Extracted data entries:

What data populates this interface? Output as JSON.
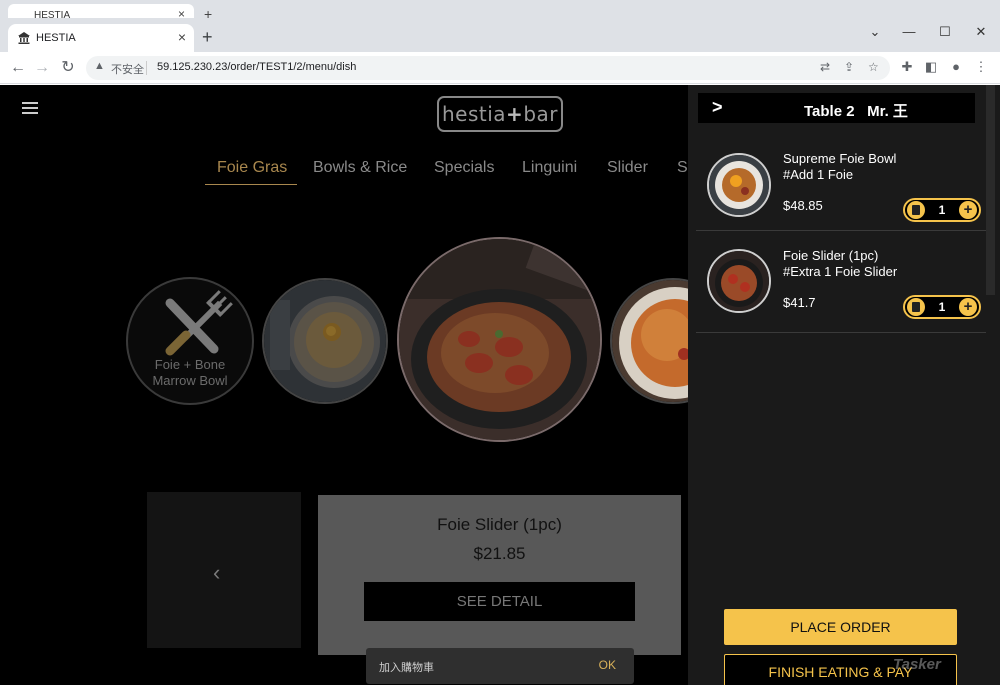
{
  "browser": {
    "background_tab_title": "HESTIA",
    "tab_title": "HESTIA",
    "new_tab_label": "+",
    "security_label": "不安全",
    "url": "59.125.230.23/order/TEST1/2/menu/dish",
    "window_controls": [
      "chevron-down-icon",
      "minimize-icon",
      "maximize-icon",
      "close-icon"
    ]
  },
  "page": {
    "logo_left": "hestia",
    "logo_plus": "+",
    "logo_right": "bar",
    "categories": [
      "Foie Gras",
      "Bowls & Rice",
      "Specials",
      "Linguini",
      "Slider",
      "Si"
    ],
    "active_category": "Foie Gras",
    "featured_icon_label_line1": "Foie + Bone",
    "featured_icon_label_line2": "Marrow Bowl",
    "dish_card": {
      "title": "Foie Slider (1pc)",
      "price": "$21.85",
      "detail_button": "SEE DETAIL"
    },
    "snackbar": {
      "message": "加入購物車",
      "action": "OK"
    }
  },
  "cart": {
    "title": "Table 2   Mr. 王",
    "items": [
      {
        "name_line1": "Supreme Foie Bowl",
        "name_line2": "#Add 1 Foie",
        "price": "$48.85",
        "qty": "1"
      },
      {
        "name_line1": "Foie Slider (1pc)",
        "name_line2": "#Extra 1 Foie Slider",
        "price": "$41.7",
        "qty": "1"
      }
    ],
    "place_order_label": "PLACE ORDER",
    "finish_pay_label": "FINISH EATING & PAY"
  },
  "colors": {
    "accent": "#f5c34b",
    "active_category": "#a8874e",
    "page_bg": "#000000",
    "panel_bg": "#1a1a1a"
  },
  "watermark": "Tasker"
}
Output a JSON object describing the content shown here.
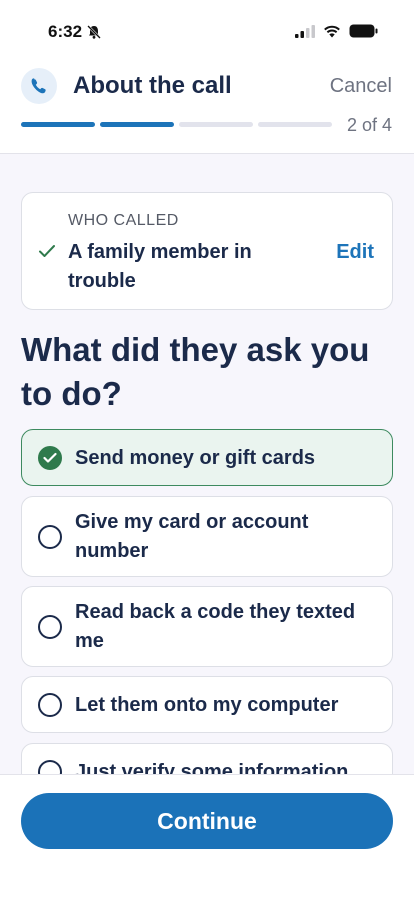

▶ **Work to be completed**
Reproduce the listing exactly. Leave its pictures out.

▶ **Answer below**
What data populates this interface? Output as JSON.
{
  "browser": {
    "background_tab_title": "HESTIA",
    "tab_title": "HESTIA",
    "new_tab_label": "+",
    "security_label": "不安全",
    "url": "59.125.230.23/order/TEST1/2/menu/dish",
    "window_controls": [
      "chevron-down-icon",
      "minimize-icon",
      "maximize-icon",
      "close-icon"
    ]
  },
  "page": {
    "logo_left": "hestia",
    "logo_plus": "+",
    "logo_right": "bar",
    "categories": [
      "Foie Gras",
      "Bowls & Rice",
      "Specials",
      "Linguini",
      "Slider",
      "Si"
    ],
    "active_category": "Foie Gras",
    "featured_icon_label_line1": "Foie + Bone",
    "featured_icon_label_line2": "Marrow Bowl",
    "dish_card": {
      "title": "Foie Slider (1pc)",
      "price": "$21.85",
      "detail_button": "SEE DETAIL"
    },
    "snackbar": {
      "message": "加入購物車",
      "action": "OK"
    }
  },
  "cart": {
    "title": "Table 2   Mr. 王",
    "items": [
      {
        "name_line1": "Supreme Foie Bowl",
        "name_line2": "#Add 1 Foie",
        "price": "$48.85",
        "qty": "1"
      },
      {
        "name_line1": "Foie Slider (1pc)",
        "name_line2": "#Extra 1 Foie Slider",
        "price": "$41.7",
        "qty": "1"
      }
    ],
    "place_order_label": "PLACE ORDER",
    "finish_pay_label": "FINISH EATING & PAY"
  },
  "colors": {
    "accent": "#f5c34b",
    "active_category": "#a8874e",
    "page_bg": "#000000",
    "panel_bg": "#1a1a1a"
  },
  "watermark": "Tasker"
}
Output a JSON object describing the content shown here.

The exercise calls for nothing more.